**Recorded information**
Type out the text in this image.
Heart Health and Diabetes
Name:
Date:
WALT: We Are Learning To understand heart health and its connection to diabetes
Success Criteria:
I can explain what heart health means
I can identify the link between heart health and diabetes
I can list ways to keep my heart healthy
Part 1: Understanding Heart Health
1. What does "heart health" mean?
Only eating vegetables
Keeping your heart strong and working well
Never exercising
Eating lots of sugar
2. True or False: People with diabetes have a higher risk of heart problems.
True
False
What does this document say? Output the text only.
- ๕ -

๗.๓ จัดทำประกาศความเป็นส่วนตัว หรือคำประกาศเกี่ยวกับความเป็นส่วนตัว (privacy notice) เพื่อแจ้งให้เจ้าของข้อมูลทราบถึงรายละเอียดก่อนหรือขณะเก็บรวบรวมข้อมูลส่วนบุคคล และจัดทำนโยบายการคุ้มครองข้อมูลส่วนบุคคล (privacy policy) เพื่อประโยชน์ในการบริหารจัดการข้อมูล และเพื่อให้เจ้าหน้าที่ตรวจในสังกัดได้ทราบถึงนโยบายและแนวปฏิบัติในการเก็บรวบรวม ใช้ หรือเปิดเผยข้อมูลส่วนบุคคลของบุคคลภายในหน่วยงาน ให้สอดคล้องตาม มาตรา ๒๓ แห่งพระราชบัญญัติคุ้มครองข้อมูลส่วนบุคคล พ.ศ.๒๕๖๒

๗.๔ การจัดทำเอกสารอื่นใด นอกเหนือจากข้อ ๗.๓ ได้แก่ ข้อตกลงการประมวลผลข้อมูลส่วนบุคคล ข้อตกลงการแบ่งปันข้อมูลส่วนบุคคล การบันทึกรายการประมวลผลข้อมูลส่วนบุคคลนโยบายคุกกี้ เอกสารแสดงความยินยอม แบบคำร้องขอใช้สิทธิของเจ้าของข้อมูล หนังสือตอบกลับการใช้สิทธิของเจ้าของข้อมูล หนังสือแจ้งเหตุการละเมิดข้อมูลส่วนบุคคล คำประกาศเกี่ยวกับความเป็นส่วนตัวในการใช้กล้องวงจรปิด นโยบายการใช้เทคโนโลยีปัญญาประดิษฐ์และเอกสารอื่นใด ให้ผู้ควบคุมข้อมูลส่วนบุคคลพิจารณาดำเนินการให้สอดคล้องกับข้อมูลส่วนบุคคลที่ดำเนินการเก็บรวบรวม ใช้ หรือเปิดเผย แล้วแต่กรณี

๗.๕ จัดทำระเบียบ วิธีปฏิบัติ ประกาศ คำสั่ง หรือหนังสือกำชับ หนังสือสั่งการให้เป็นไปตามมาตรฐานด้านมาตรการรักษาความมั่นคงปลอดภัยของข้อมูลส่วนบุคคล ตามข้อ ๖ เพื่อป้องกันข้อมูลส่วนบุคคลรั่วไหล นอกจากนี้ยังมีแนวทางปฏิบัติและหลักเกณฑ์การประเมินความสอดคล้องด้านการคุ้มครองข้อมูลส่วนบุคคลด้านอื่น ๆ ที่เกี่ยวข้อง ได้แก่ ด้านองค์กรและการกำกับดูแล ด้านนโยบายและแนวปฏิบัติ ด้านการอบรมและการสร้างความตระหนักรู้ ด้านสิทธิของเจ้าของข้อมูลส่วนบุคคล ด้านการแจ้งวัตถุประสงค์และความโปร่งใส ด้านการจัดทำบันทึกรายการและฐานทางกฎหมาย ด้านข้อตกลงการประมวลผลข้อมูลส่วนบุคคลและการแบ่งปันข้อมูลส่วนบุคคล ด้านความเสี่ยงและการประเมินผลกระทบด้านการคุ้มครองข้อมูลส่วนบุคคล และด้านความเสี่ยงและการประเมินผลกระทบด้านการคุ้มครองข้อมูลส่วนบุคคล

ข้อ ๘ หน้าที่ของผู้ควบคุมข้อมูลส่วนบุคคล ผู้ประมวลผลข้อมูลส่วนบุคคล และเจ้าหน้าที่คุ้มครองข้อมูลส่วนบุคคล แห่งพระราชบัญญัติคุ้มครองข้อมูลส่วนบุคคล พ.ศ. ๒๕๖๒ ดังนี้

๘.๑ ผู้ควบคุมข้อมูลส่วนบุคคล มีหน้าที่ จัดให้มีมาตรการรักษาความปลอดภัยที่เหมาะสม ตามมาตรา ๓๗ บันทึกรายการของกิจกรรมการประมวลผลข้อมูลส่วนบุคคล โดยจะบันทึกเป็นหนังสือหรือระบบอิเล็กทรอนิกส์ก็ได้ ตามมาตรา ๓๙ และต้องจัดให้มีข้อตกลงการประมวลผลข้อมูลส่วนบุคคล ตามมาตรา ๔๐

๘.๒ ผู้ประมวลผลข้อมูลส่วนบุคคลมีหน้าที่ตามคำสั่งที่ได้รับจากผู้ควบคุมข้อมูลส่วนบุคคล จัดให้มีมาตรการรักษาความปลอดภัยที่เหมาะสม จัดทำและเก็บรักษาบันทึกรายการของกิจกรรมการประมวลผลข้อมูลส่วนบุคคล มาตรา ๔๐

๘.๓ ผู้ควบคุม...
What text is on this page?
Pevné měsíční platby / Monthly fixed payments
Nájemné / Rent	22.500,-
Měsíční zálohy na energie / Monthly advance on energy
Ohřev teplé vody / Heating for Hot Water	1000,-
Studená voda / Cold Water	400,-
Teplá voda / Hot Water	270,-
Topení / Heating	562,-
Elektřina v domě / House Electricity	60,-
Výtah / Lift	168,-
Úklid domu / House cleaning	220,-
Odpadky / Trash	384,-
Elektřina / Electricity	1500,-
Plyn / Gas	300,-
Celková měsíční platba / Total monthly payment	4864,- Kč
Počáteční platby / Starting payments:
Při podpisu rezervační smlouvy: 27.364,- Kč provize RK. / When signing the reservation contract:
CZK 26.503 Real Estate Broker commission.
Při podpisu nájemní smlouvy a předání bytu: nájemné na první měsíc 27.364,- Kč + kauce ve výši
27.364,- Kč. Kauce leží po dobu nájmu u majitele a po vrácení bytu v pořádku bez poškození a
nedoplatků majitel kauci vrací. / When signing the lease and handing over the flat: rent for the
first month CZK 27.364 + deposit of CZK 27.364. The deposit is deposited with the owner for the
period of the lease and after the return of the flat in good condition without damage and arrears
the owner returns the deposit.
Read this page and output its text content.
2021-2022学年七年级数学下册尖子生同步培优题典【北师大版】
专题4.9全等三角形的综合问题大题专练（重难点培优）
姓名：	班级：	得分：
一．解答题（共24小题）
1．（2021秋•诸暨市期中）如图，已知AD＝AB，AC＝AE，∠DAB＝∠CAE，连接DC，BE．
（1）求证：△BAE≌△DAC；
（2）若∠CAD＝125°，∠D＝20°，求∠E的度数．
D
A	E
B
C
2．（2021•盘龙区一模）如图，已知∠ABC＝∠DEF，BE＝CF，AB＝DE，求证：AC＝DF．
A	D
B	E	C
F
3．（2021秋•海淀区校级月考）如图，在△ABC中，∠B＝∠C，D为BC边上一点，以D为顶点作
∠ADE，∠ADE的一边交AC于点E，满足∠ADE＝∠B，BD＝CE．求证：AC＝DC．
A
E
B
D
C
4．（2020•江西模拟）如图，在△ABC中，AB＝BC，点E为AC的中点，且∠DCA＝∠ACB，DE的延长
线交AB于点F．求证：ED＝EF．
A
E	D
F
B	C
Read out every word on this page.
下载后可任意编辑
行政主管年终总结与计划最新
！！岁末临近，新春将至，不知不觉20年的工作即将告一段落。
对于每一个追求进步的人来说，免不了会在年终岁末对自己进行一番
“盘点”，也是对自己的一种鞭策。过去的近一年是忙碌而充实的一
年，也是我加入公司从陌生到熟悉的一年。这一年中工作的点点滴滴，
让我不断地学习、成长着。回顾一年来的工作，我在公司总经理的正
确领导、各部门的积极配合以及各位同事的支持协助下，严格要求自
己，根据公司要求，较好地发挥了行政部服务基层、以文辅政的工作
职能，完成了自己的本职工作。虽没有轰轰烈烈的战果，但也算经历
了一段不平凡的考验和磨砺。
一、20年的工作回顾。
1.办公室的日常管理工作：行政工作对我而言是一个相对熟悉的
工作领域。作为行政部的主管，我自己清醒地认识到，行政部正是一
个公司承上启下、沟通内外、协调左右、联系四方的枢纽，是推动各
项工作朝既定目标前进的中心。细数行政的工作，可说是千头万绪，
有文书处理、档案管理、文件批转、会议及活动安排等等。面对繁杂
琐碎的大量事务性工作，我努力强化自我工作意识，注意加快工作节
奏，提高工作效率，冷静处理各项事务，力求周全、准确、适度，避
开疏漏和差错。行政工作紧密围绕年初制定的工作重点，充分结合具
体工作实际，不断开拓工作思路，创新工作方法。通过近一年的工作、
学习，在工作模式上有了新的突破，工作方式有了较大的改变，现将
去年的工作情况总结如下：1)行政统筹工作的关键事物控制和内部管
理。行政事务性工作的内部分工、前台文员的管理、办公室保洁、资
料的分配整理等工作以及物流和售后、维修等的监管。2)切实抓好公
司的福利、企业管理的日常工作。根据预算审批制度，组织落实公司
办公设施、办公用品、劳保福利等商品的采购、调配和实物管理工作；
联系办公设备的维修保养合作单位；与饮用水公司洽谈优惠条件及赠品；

**Short exercise**
Give back the lines of the listing from the one with "Read this page and output its text content." through the end, both included, exactly as written and with nothing added.

**Exercise answer**
Read this page and output its text content.
2021-2022学年七年级数学下册尖子生同步培优题典【北师大版】
专题4.9全等三角形的综合问题大题专练（重难点培优）
姓名：	班级：	得分：
一．解答题（共24小题）
1．（2021秋•诸暨市期中）如图，已知AD＝AB，AC＝AE，∠DAB＝∠CAE，连接DC，BE．
（1）求证：△BAE≌△DAC；
（2）若∠CAD＝125°，∠D＝20°，求∠E的度数．
D
A	E
B
C
2．（2021•盘龙区一模）如图，已知∠ABC＝∠DEF，BE＝CF，AB＝DE，求证：AC＝DF．
A	D
B	E	C
F
3．（2021秋•海淀区校级月考）如图，在△ABC中，∠B＝∠C，D为BC边上一点，以D为顶点作
∠ADE，∠ADE的一边交AC于点E，满足∠ADE＝∠B，BD＝CE．求证：AC＝DC．
A
E
B
D
C
4．（2020•江西模拟）如图，在△ABC中，AB＝BC，点E为AC的中点，且∠DCA＝∠ACB，DE的延长
线交AB于点F．求证：ED＝EF．
A
E	D
F
B	C
Read out every word on this page.
下载后可任意编辑
行政主管年终总结与计划最新
！！岁末临近，新春将至，不知不觉20年的工作即将告一段落。
对于每一个追求进步的人来说，免不了会在年终岁末对自己进行一番
“盘点”，也是对自己的一种鞭策。过去的近一年是忙碌而充实的一
年，也是我加入公司从陌生到熟悉的一年。这一年中工作的点点滴滴，
让我不断地学习、成长着。回顾一年来的工作，我在公司总经理的正
确领导、各部门的积极配合以及各位同事的支持协助下，严格要求自
己，根据公司要求，较好地发挥了行政部服务基层、以文辅政的工作
职能，完成了自己的本职工作。虽没有轰轰烈烈的战果，但也算经历
了一段不平凡的考验和磨砺。
一、20年的工作回顾。
1.办公室的日常管理工作：行政工作对我而言是一个相对熟悉的
工作领域。作为行政部的主管，我自己清醒地认识到，行政部正是一
个公司承上启下、沟通内外、协调左右、联系四方的枢纽，是推动各
项工作朝既定目标前进的中心。细数行政的工作，可说是千头万绪，
有文书处理、档案管理、文件批转、会议及活动安排等等。面对繁杂
琐碎的大量事务性工作，我努力强化自我工作意识，注意加快工作节
奏，提高工作效率，冷静处理各项事务，力求周全、准确、适度，避
开疏漏和差错。行政工作紧密围绕年初制定的工作重点，充分结合具
体工作实际，不断开拓工作思路，创新工作方法。通过近一年的工作、
学习，在工作模式上有了新的突破，工作方式有了较大的改变，现将
去年的工作情况总结如下：1)行政统筹工作的关键事物控制和内部管
理。行政事务性工作的内部分工、前台文员的管理、办公室保洁、资
料的分配整理等工作以及物流和售后、维修等的监管。2)切实抓好公
司的福利、企业管理的日常工作。根据预算审批制度，组织落实公司
办公设施、办公用品、劳保福利等商品的采购、调配和实物管理工作；
联系办公设备的维修保养合作单位；与饮用水公司洽谈优惠条件及赠品；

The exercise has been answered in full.